Given request. Tally the lines that hold the word "change" and reply with that figure only.

Collection entries:
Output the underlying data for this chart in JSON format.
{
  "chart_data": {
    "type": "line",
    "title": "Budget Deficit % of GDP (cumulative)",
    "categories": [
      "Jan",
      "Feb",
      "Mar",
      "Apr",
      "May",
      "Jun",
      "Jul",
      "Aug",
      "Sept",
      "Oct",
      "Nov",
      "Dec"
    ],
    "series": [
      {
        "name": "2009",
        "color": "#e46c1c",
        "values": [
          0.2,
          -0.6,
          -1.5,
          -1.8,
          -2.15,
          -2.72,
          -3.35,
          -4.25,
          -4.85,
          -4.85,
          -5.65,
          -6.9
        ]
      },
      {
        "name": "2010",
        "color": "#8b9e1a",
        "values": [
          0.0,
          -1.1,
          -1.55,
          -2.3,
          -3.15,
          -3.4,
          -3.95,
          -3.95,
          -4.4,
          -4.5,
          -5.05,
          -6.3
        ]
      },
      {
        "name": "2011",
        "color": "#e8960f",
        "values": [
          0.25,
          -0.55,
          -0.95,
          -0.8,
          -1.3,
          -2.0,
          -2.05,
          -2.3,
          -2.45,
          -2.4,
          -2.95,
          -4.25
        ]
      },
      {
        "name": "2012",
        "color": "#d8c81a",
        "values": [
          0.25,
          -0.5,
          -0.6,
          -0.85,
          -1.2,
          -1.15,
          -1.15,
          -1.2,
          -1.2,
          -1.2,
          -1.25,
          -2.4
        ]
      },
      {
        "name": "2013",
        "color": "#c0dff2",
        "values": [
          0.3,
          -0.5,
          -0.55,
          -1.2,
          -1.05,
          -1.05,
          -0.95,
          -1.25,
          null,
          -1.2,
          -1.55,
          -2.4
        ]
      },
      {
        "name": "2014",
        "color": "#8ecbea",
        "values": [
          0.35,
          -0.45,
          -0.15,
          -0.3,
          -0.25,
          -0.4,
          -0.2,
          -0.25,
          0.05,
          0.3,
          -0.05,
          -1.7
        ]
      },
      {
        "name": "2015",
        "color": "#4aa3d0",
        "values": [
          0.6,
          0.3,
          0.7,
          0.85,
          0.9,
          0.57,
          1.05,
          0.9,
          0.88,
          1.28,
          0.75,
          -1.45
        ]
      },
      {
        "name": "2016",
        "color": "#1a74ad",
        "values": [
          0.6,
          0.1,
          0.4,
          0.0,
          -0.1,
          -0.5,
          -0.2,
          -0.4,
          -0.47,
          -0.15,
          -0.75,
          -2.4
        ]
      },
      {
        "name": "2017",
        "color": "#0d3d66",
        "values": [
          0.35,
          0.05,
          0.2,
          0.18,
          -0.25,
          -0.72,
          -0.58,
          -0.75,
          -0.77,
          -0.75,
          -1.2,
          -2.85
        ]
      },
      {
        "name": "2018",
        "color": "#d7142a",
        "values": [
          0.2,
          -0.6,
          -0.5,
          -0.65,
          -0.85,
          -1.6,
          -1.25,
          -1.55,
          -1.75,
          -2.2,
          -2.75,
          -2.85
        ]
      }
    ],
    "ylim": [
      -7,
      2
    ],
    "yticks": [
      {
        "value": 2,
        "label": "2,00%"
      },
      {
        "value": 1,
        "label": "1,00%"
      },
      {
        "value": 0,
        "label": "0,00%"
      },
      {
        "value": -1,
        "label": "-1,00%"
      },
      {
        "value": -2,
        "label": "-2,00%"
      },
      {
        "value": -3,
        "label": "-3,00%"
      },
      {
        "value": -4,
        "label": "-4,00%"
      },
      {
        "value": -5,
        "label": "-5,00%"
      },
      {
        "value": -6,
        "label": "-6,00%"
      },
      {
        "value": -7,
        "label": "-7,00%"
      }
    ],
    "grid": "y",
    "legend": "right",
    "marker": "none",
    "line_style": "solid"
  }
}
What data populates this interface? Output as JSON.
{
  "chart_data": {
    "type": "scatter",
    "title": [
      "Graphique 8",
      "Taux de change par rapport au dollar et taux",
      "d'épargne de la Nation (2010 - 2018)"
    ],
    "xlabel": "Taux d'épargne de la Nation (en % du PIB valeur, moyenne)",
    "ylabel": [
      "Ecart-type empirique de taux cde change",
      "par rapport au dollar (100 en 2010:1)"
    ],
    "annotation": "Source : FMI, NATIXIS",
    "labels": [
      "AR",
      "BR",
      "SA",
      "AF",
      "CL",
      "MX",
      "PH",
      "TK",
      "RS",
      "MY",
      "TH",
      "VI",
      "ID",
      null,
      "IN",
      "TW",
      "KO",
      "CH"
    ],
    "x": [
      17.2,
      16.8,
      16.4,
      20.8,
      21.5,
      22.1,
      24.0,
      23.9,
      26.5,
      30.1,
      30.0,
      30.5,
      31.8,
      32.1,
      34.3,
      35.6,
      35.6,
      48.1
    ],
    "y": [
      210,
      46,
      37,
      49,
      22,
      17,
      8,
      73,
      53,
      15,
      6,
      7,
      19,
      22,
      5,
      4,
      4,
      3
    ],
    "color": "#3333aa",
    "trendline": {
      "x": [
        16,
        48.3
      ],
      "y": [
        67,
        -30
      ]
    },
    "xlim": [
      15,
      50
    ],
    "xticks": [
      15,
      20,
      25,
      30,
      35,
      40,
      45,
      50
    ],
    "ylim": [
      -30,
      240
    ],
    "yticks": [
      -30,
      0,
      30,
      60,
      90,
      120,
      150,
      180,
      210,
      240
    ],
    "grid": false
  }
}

Output below. 2